■ Required task: Report how many lines in the records below contain the word "ylabel". Give only the number.

■ Input for this task:
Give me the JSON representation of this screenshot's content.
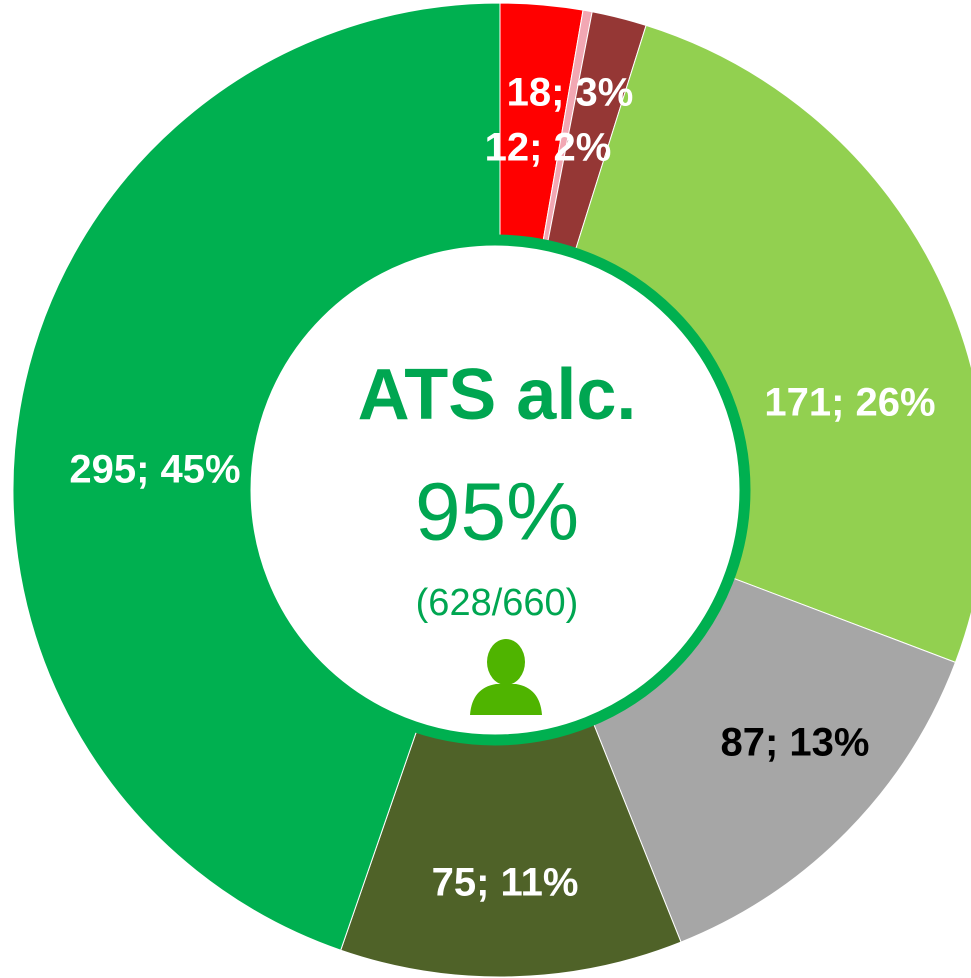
{
  "chart_data": {
    "type": "donut",
    "center_title": "ATS alc.",
    "center_value": "95%",
    "center_detail": "(628/660)",
    "categories": [
      null,
      null,
      null,
      null,
      null,
      null,
      null
    ],
    "values": [
      18,
      2,
      12,
      171,
      87,
      75,
      295
    ],
    "value_labels": [
      "18; 3%",
      null,
      "12; 2%",
      "171; 26%",
      "87; 13%",
      "75; 11%",
      "295; 45%"
    ],
    "colors": [
      "#ff0000",
      "#f2a7b3",
      "#953735",
      "#92d050",
      "#a6a6a6",
      "#4f6228",
      "#00b050"
    ],
    "label_colors": [
      "#ffffff",
      "#ffffff",
      "#ffffff",
      "#ffffff",
      "#000000",
      "#ffffff",
      "#ffffff"
    ],
    "ring_color": "#00b050"
  }
}
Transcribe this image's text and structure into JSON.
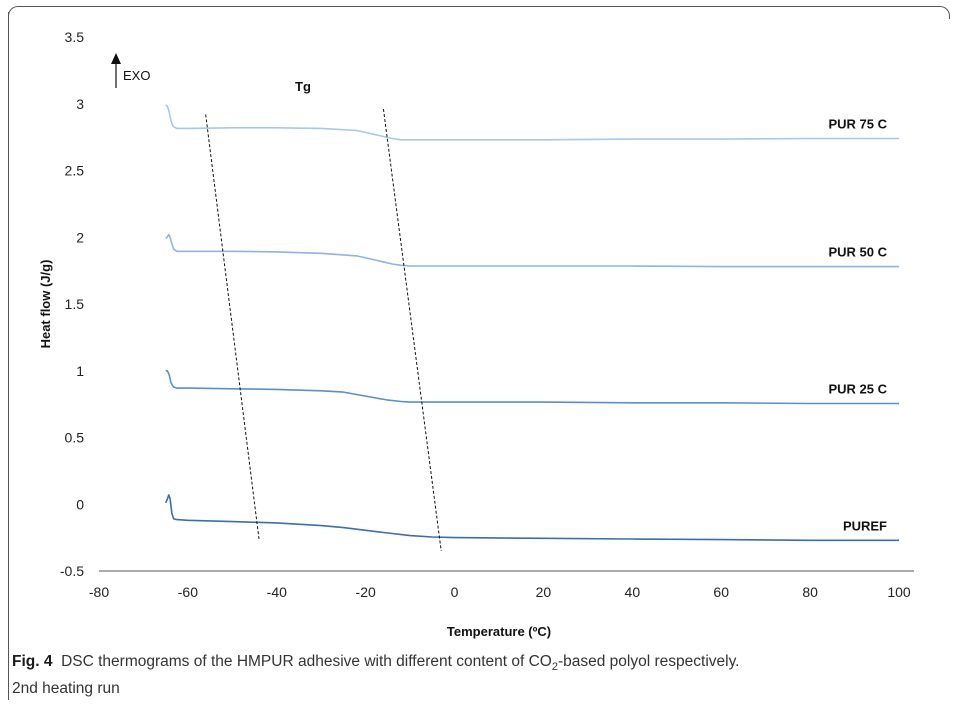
{
  "chart_data": {
    "type": "line",
    "xlabel": "Temperature (ºC)",
    "ylabel": "Heat flow (J/g)",
    "xlim": [
      -80,
      100
    ],
    "ylim": [
      -0.5,
      3.5
    ],
    "xticks": [
      "-80",
      "-60",
      "-40",
      "-20",
      "0",
      "20",
      "40",
      "60",
      "80",
      "100"
    ],
    "yticks": [
      "-0.5",
      "0",
      "0.5",
      "1",
      "1.5",
      "2",
      "2.5",
      "3",
      "3.5"
    ],
    "grid": false,
    "annotations": {
      "exo": "EXO",
      "tg": "Tg",
      "tg_line_1": [
        [
          -56,
          2.92
        ],
        [
          -44,
          -0.26
        ]
      ],
      "tg_line_2": [
        [
          -16,
          2.96
        ],
        [
          -3,
          -0.35
        ]
      ]
    },
    "series": [
      {
        "name": "PUR 75 C",
        "color": "#a9c7e8",
        "x": [
          -65,
          -64.6,
          -64.2,
          -63.8,
          -63.3,
          -62.5,
          -60,
          -50,
          -40,
          -30,
          -22,
          -18,
          -14,
          -12,
          -10,
          0,
          20,
          40,
          60,
          80,
          100
        ],
        "y": [
          2.99,
          2.98,
          2.94,
          2.87,
          2.83,
          2.815,
          2.815,
          2.82,
          2.82,
          2.815,
          2.8,
          2.77,
          2.74,
          2.73,
          2.73,
          2.73,
          2.73,
          2.735,
          2.735,
          2.74,
          2.74
        ]
      },
      {
        "name": "PUR 50 C",
        "color": "#8fb4df",
        "x": [
          -65,
          -64.7,
          -64.3,
          -64,
          -63.6,
          -63.2,
          -62.5,
          -60,
          -50,
          -40,
          -30,
          -22,
          -18,
          -14,
          -12,
          -10,
          0,
          20,
          40,
          60,
          80,
          100
        ],
        "y": [
          1.99,
          2.0,
          2.02,
          2.0,
          1.95,
          1.91,
          1.895,
          1.895,
          1.895,
          1.89,
          1.88,
          1.86,
          1.83,
          1.8,
          1.79,
          1.785,
          1.785,
          1.785,
          1.785,
          1.78,
          1.78,
          1.78
        ]
      },
      {
        "name": "PUR 25 C",
        "color": "#5b8fc9",
        "x": [
          -65,
          -64.6,
          -64.2,
          -63.8,
          -63.3,
          -62.5,
          -60,
          -50,
          -40,
          -30,
          -25,
          -20,
          -15,
          -12,
          -10,
          0,
          20,
          40,
          60,
          80,
          100
        ],
        "y": [
          1.0,
          1.0,
          0.97,
          0.91,
          0.88,
          0.87,
          0.87,
          0.865,
          0.86,
          0.85,
          0.84,
          0.81,
          0.78,
          0.77,
          0.765,
          0.765,
          0.765,
          0.76,
          0.76,
          0.755,
          0.755
        ]
      },
      {
        "name": "PUREF",
        "color": "#3d6ea8",
        "x": [
          -65,
          -64.6,
          -64.3,
          -64,
          -63.6,
          -63.2,
          -62.5,
          -60,
          -50,
          -40,
          -30,
          -25,
          -20,
          -15,
          -10,
          -5,
          0,
          20,
          40,
          60,
          80,
          100
        ],
        "y": [
          0.01,
          0.04,
          0.07,
          0.04,
          -0.07,
          -0.11,
          -0.115,
          -0.12,
          -0.13,
          -0.14,
          -0.16,
          -0.175,
          -0.195,
          -0.215,
          -0.235,
          -0.245,
          -0.25,
          -0.255,
          -0.26,
          -0.265,
          -0.27,
          -0.27
        ]
      }
    ]
  },
  "caption": {
    "lead": "Fig. 4",
    "text_before_sub": "  DSC thermograms of the HMPUR adhesive with different content of CO",
    "sub": "2",
    "text_after_sub": "-based polyol respectively.",
    "line2": "2nd heating run"
  }
}
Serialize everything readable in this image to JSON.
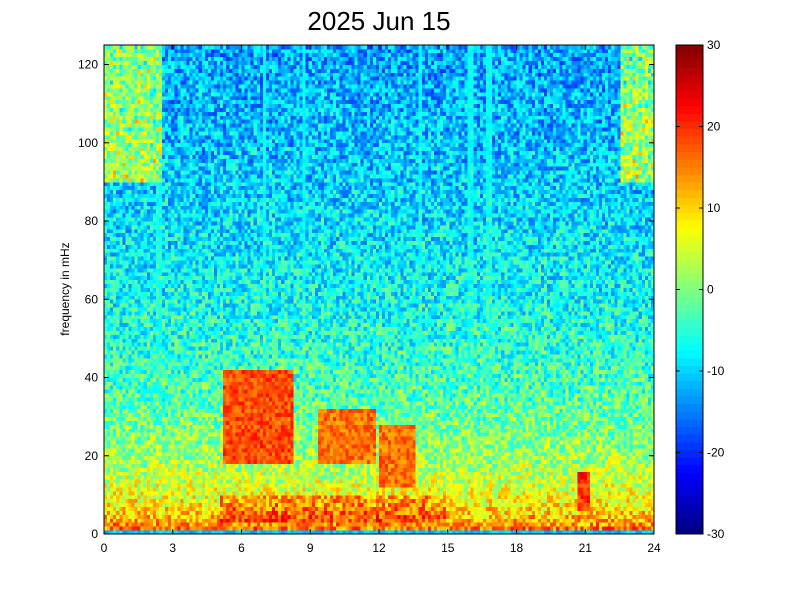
{
  "chart_data": {
    "type": "heatmap",
    "title": "2025 Jun 15",
    "xlabel": "",
    "ylabel": "frequency in mHz",
    "xlim": [
      0,
      24
    ],
    "ylim": [
      0,
      125
    ],
    "xticks": [
      0,
      3,
      6,
      9,
      12,
      15,
      18,
      21,
      24
    ],
    "yticks": [
      0,
      20,
      40,
      60,
      80,
      100,
      120
    ],
    "colorbar": {
      "range": [
        -30,
        30
      ],
      "ticks": [
        30,
        20,
        10,
        0,
        -10,
        -20,
        -30
      ],
      "colormap": "jet"
    },
    "grid": false,
    "legend": "none",
    "features": {
      "vertical_lines_hours": [
        2.4,
        7.0,
        8.7,
        13.8,
        16.0,
        16.8
      ],
      "high_intensity_blobs": [
        {
          "x": [
            5.2,
            8.3
          ],
          "y": [
            18,
            42
          ],
          "value": 22
        },
        {
          "x": [
            9.3,
            11.8
          ],
          "y": [
            18,
            32
          ],
          "value": 20
        },
        {
          "x": [
            12.0,
            13.6
          ],
          "y": [
            12,
            28
          ],
          "value": 20
        },
        {
          "x": [
            20.7,
            21.2
          ],
          "y": [
            6,
            16
          ],
          "value": 24
        }
      ],
      "band_low_freq_mhz": [
        0,
        10
      ]
    }
  }
}
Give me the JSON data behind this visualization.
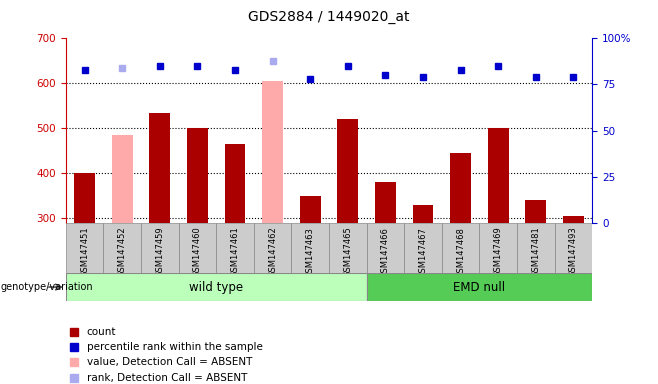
{
  "title": "GDS2884 / 1449020_at",
  "samples": [
    "GSM147451",
    "GSM147452",
    "GSM147459",
    "GSM147460",
    "GSM147461",
    "GSM147462",
    "GSM147463",
    "GSM147465",
    "GSM147466",
    "GSM147467",
    "GSM147468",
    "GSM147469",
    "GSM147481",
    "GSM147493"
  ],
  "count_values": [
    400,
    null,
    535,
    500,
    465,
    null,
    350,
    520,
    380,
    330,
    445,
    500,
    340,
    305
  ],
  "absent_value_values": [
    null,
    485,
    null,
    null,
    null,
    605,
    null,
    null,
    null,
    null,
    null,
    null,
    null,
    null
  ],
  "percentile_rank": [
    83,
    null,
    85,
    85,
    83,
    null,
    78,
    85,
    80,
    79,
    83,
    85,
    79,
    79
  ],
  "absent_rank_values": [
    null,
    84,
    null,
    null,
    null,
    88,
    null,
    null,
    null,
    null,
    null,
    null,
    null,
    null
  ],
  "ylim_left": [
    290,
    700
  ],
  "ylim_right": [
    0,
    100
  ],
  "yticks_left": [
    300,
    400,
    500,
    600,
    700
  ],
  "yticks_right": [
    0,
    25,
    50,
    75,
    100
  ],
  "bar_color_present": "#aa0000",
  "bar_color_absent": "#ffaaaa",
  "dot_color_present": "#0000cc",
  "dot_color_absent": "#aaaaee",
  "wild_type_color": "#bbffbb",
  "emd_null_color": "#55cc55",
  "bg_color": "#cccccc",
  "left_axis_color": "#cc0000",
  "right_axis_color": "#0000cc",
  "wt_count": 8,
  "emd_count": 6,
  "grid_dotted_at": [
    300,
    400,
    500,
    600
  ],
  "legend_items": [
    [
      "#aa0000",
      "count"
    ],
    [
      "#0000cc",
      "percentile rank within the sample"
    ],
    [
      "#ffaaaa",
      "value, Detection Call = ABSENT"
    ],
    [
      "#aaaaee",
      "rank, Detection Call = ABSENT"
    ]
  ]
}
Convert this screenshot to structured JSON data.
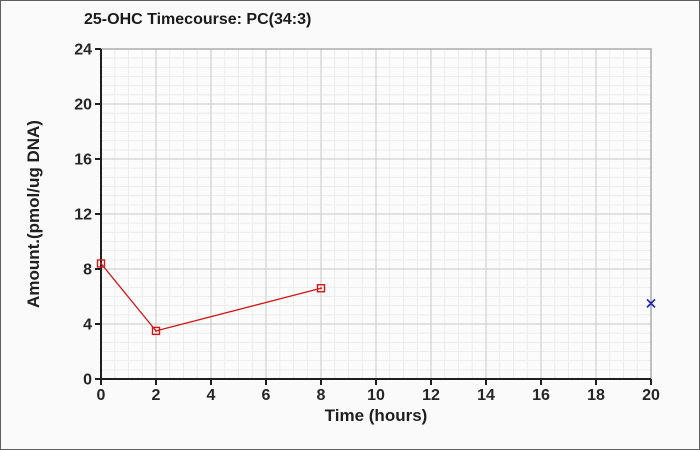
{
  "frame": {
    "background": "#fafafa",
    "border_color": "#5f5f5f"
  },
  "chart_data": {
    "type": "line",
    "title": "25-OHC Timecourse: PC(34:3)",
    "xlabel": "Time (hours)",
    "ylabel": "Amount.(pmol/ug DNA)",
    "xlim": [
      0,
      20
    ],
    "ylim": [
      0,
      24
    ],
    "x_ticks": [
      0,
      2,
      4,
      6,
      8,
      10,
      12,
      14,
      16,
      18,
      20
    ],
    "y_ticks": [
      0,
      4,
      8,
      12,
      16,
      20,
      24
    ],
    "x_major_step": 2,
    "y_major_step": 4,
    "x_minor_divisions": 4,
    "y_minor_divisions": 6,
    "grid": true,
    "legend": false,
    "series": [
      {
        "name": "red-timecourse-series",
        "type": "line",
        "marker": "open-square",
        "color": "#d01818",
        "x": [
          0,
          2,
          8
        ],
        "y": [
          8.4,
          3.5,
          6.6
        ]
      },
      {
        "name": "blue-point-series",
        "type": "scatter",
        "marker": "x",
        "color": "#2323b5",
        "x": [
          20
        ],
        "y": [
          5.5
        ]
      }
    ],
    "colors": {
      "plot_background": "#fcfcfc",
      "minor_grid": "#ededed",
      "major_grid": "#c9c9c9",
      "plot_border": "#ababab",
      "axis": "#1f1f1f",
      "text": "#262626"
    }
  }
}
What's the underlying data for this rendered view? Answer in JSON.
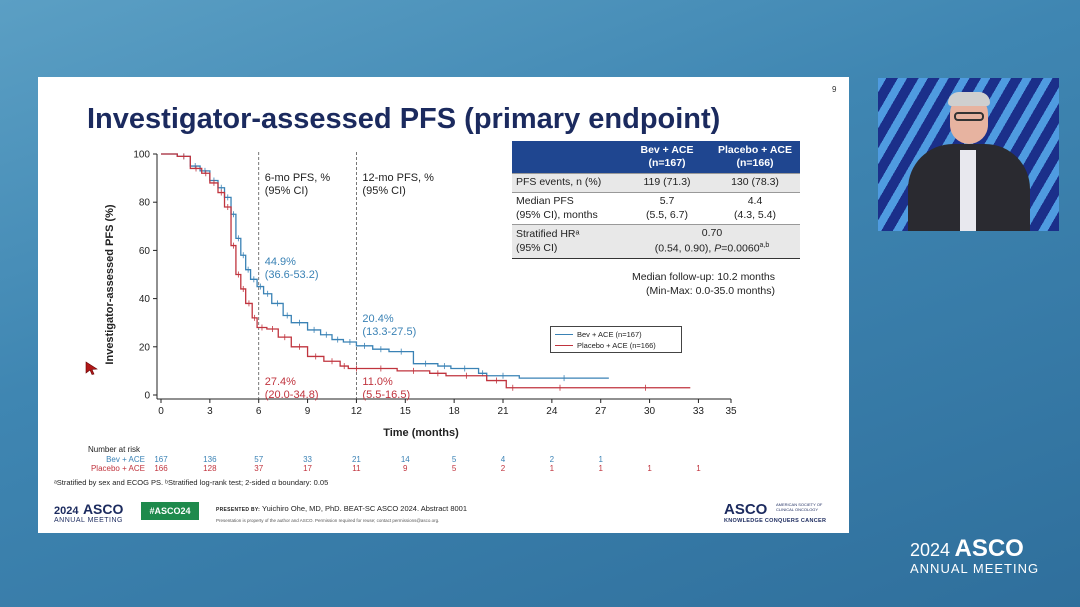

■ Result for this exercise: 3